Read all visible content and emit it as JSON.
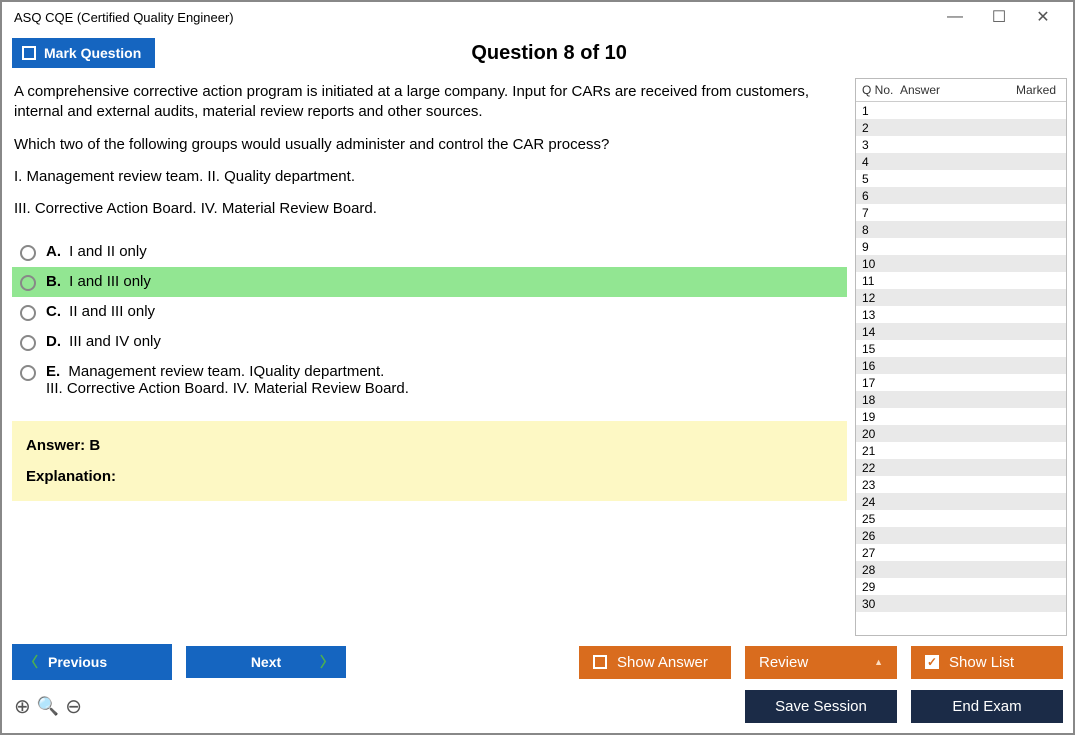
{
  "window": {
    "title": "ASQ CQE (Certified Quality Engineer)"
  },
  "header": {
    "mark_label": "Mark Question",
    "question_title": "Question 8 of 10"
  },
  "question": {
    "paragraphs": [
      "A comprehensive corrective action program is initiated at a large company. Input for CARs are received from customers, internal and external audits, material review reports and other sources.",
      "Which two of the following groups would usually administer and control the CAR process?",
      "I. Management review team. II. Quality department.",
      "III. Corrective Action Board. IV. Material Review Board."
    ]
  },
  "options": [
    {
      "letter": "A.",
      "text": "I and II only",
      "correct": false
    },
    {
      "letter": "B.",
      "text": "I and III only",
      "correct": true
    },
    {
      "letter": "C.",
      "text": "II and III only",
      "correct": false
    },
    {
      "letter": "D.",
      "text": "III and IV only",
      "correct": false
    },
    {
      "letter": "E.",
      "text": "Management review team. IQuality department.\nIII. Corrective Action Board. IV. Material Review Board.",
      "correct": false
    }
  ],
  "answer_panel": {
    "answer_line": "Answer: B",
    "explanation_label": "Explanation:"
  },
  "sidebar": {
    "headers": {
      "qno": "Q No.",
      "answer": "Answer",
      "marked": "Marked"
    },
    "count": 30
  },
  "footer": {
    "previous": "Previous",
    "next": "Next",
    "show_answer": "Show Answer",
    "review": "Review",
    "show_list": "Show List",
    "save_session": "Save Session",
    "end_exam": "End Exam"
  },
  "colors": {
    "blue": "#1565c0",
    "orange": "#d96c1e",
    "dark": "#1b2b47",
    "correct_bg": "#92e692",
    "explain_bg": "#fdf8c4",
    "row_alt": "#e9e9e9"
  }
}
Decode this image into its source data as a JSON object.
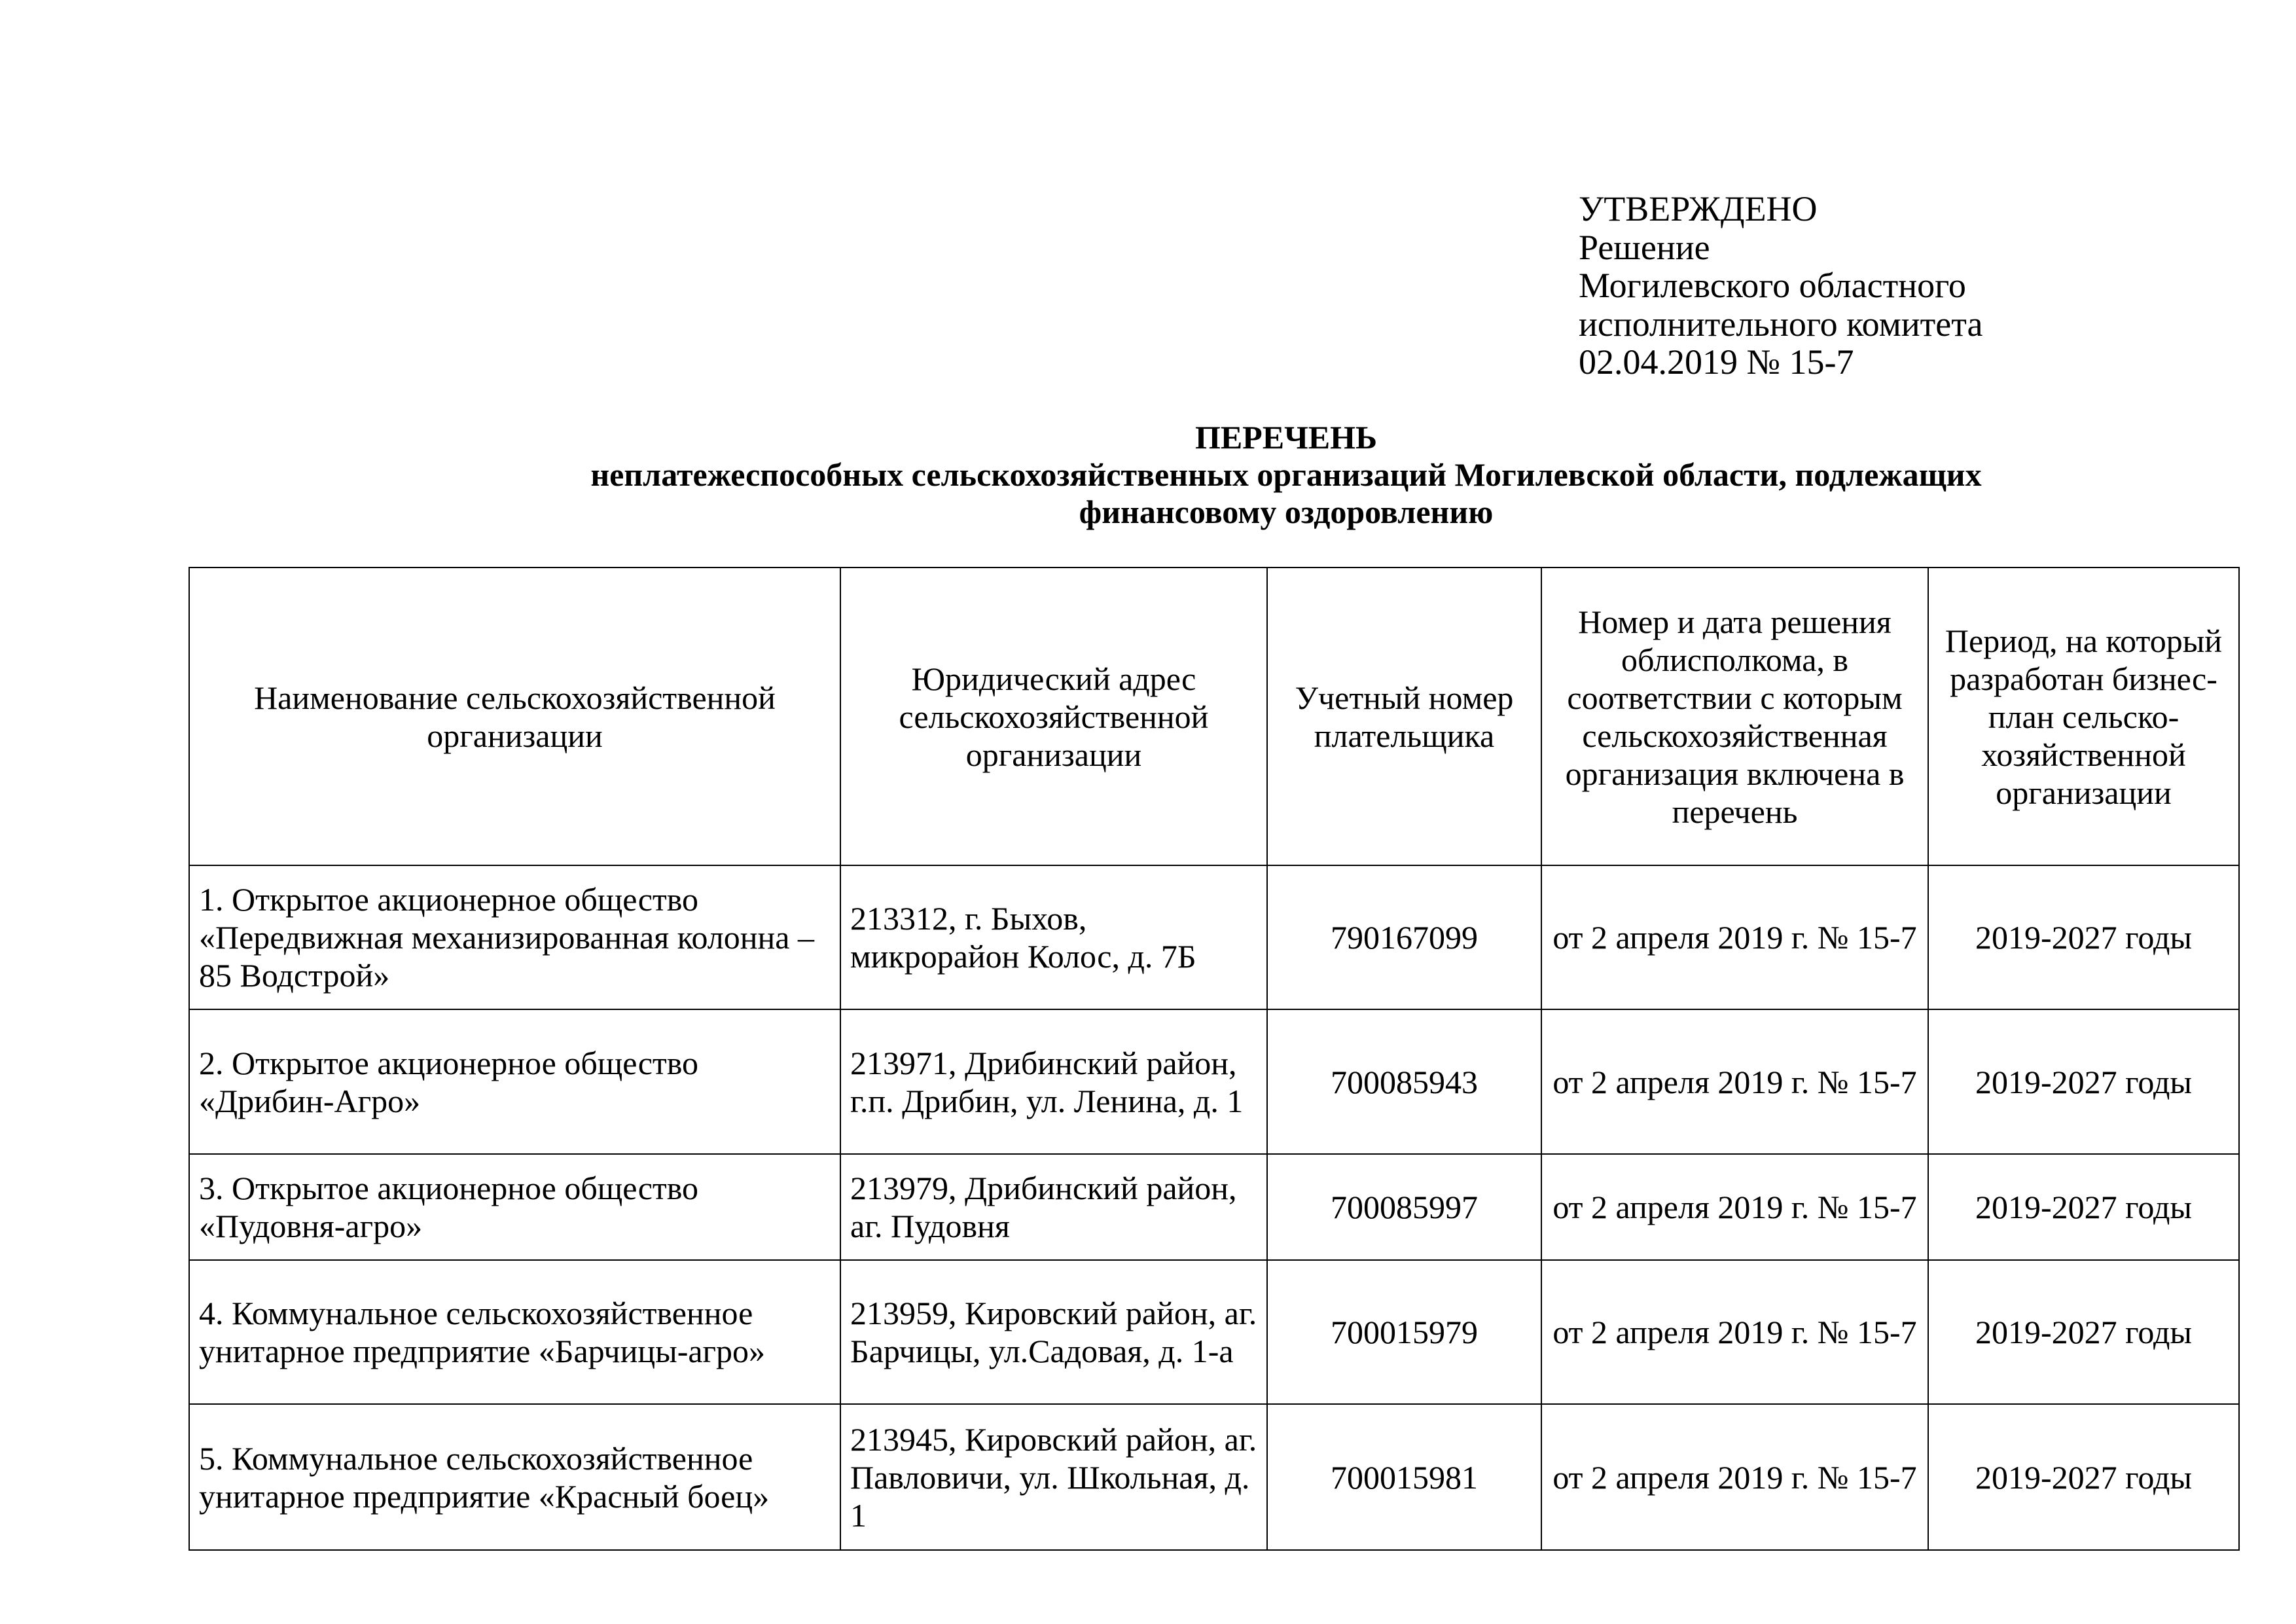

-.-.-

• Task goal: Take each line containing the string "team" and copy it out.

• Response below:
      "I. Management review team. II. Quality department.",
      "text": "Management review team. IQuality department.\nIII. Corrective Action Board. IV. Material Review Board.",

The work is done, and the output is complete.